* **PROBLEM DESCRIPTION**: Search the listing below for the string "Марта" and show each line that contains it.
....................
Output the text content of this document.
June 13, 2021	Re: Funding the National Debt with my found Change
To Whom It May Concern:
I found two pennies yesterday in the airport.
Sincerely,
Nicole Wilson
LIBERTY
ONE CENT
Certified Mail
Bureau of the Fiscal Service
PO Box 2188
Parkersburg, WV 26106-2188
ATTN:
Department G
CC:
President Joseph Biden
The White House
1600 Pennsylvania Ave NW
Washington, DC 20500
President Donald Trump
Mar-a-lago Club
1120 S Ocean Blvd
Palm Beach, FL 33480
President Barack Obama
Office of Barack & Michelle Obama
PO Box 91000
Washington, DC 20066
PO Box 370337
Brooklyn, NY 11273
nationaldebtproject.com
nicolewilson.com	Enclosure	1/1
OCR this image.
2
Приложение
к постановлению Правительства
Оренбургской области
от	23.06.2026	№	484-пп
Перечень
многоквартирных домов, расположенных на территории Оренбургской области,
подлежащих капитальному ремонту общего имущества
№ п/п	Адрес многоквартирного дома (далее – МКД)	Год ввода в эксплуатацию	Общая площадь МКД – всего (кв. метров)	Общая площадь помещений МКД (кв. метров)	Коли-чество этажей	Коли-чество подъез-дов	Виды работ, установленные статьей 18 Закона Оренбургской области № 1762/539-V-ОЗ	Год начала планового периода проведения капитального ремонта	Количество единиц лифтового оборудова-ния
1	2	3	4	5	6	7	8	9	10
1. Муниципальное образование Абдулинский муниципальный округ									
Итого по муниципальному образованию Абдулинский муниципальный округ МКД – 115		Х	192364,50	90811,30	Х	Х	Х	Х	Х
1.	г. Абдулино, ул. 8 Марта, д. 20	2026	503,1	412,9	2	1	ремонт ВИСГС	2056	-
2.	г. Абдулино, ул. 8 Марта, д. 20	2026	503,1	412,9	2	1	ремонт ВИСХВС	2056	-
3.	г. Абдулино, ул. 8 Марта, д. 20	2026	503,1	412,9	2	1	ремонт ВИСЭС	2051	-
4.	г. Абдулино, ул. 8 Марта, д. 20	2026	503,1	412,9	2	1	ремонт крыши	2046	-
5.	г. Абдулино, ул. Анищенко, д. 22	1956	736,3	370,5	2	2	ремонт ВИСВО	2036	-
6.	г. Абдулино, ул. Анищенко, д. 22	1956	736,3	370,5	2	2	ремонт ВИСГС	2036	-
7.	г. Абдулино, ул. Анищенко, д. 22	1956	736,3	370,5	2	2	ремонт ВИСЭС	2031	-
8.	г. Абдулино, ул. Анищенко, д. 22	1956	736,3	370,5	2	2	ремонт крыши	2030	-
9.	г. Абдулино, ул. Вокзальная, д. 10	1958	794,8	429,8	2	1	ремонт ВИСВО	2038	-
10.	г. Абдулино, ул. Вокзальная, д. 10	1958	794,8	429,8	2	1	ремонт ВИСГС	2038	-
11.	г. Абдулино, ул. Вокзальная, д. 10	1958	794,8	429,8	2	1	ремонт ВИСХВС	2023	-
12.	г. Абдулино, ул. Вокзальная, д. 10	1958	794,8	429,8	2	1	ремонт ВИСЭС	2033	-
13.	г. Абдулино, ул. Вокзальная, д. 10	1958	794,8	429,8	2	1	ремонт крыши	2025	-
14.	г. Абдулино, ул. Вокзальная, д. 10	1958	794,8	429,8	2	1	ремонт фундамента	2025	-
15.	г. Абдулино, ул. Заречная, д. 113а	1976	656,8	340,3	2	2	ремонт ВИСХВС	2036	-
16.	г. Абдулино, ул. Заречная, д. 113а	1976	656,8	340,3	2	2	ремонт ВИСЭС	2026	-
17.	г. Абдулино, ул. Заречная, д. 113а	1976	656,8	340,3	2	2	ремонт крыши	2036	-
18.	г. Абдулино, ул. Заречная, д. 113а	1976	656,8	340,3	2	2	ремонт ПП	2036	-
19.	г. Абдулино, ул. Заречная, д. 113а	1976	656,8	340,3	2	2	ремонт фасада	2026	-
....................
* **SOLVED EXERCISE**:
1.	г. Абдулино, ул. 8 Марта, д. 20	2026	503,1	412,9	2	1	ремонт ВИСГС	2056	-
2.	г. Абдулино, ул. 8 Марта, д. 20	2026	503,1	412,9	2	1	ремонт ВИСХВС	2056	-
3.	г. Абдулино, ул. 8 Марта, д. 20	2026	503,1	412,9	2	1	ремонт ВИСЭС	2051	-
4.	г. Абдулино, ул. 8 Марта, д. 20	2026	503,1	412,9	2	1	ремонт крыши	2046	-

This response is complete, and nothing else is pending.